(Figure data in JSON)
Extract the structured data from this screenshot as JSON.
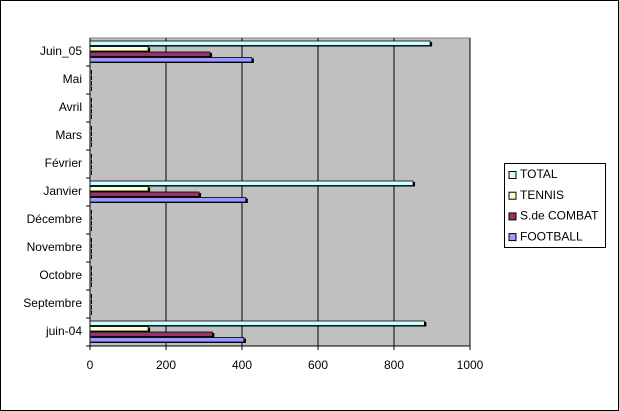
{
  "chart_data": {
    "type": "hbar",
    "categories": [
      "juin-04",
      "Septembre",
      "Octobre",
      "Novembre",
      "Décembre",
      "Janvier",
      "Février",
      "Mars",
      "Avril",
      "Mai",
      "Juin_05"
    ],
    "series": [
      {
        "name": "FOOTBALL",
        "color": "#9999FF",
        "values": [
          405,
          0,
          0,
          0,
          0,
          410,
          0,
          0,
          0,
          0,
          426
        ]
      },
      {
        "name": "S.de COMBAT",
        "color": "#993366",
        "values": [
          322,
          0,
          0,
          0,
          0,
          287,
          0,
          0,
          0,
          0,
          316
        ]
      },
      {
        "name": "TENNIS",
        "color": "#FFFFCC",
        "values": [
          153,
          0,
          0,
          0,
          0,
          153,
          0,
          0,
          0,
          0,
          153
        ]
      },
      {
        "name": "TOTAL",
        "color": "#CCFFFF",
        "values": [
          880,
          0,
          0,
          0,
          0,
          850,
          0,
          0,
          0,
          0,
          895
        ]
      }
    ],
    "xlim": [
      0,
      1000
    ],
    "xticks": [
      0,
      200,
      400,
      600,
      800,
      1000
    ],
    "grid": true,
    "legend": "right"
  }
}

### Task statement
Quote each entry above verbatim and drop the pictures.

### Correct result
Extract the structured data from this screenshot as JSON.
{
  "chart_data": {
    "type": "hbar",
    "categories": [
      "juin-04",
      "Septembre",
      "Octobre",
      "Novembre",
      "Décembre",
      "Janvier",
      "Février",
      "Mars",
      "Avril",
      "Mai",
      "Juin_05"
    ],
    "series": [
      {
        "name": "FOOTBALL",
        "color": "#9999FF",
        "values": [
          405,
          0,
          0,
          0,
          0,
          410,
          0,
          0,
          0,
          0,
          426
        ]
      },
      {
        "name": "S.de COMBAT",
        "color": "#993366",
        "values": [
          322,
          0,
          0,
          0,
          0,
          287,
          0,
          0,
          0,
          0,
          316
        ]
      },
      {
        "name": "TENNIS",
        "color": "#FFFFCC",
        "values": [
          153,
          0,
          0,
          0,
          0,
          153,
          0,
          0,
          0,
          0,
          153
        ]
      },
      {
        "name": "TOTAL",
        "color": "#CCFFFF",
        "values": [
          880,
          0,
          0,
          0,
          0,
          850,
          0,
          0,
          0,
          0,
          895
        ]
      }
    ],
    "xlim": [
      0,
      1000
    ],
    "xticks": [
      0,
      200,
      400,
      600,
      800,
      1000
    ],
    "grid": true,
    "legend": "right"
  }
}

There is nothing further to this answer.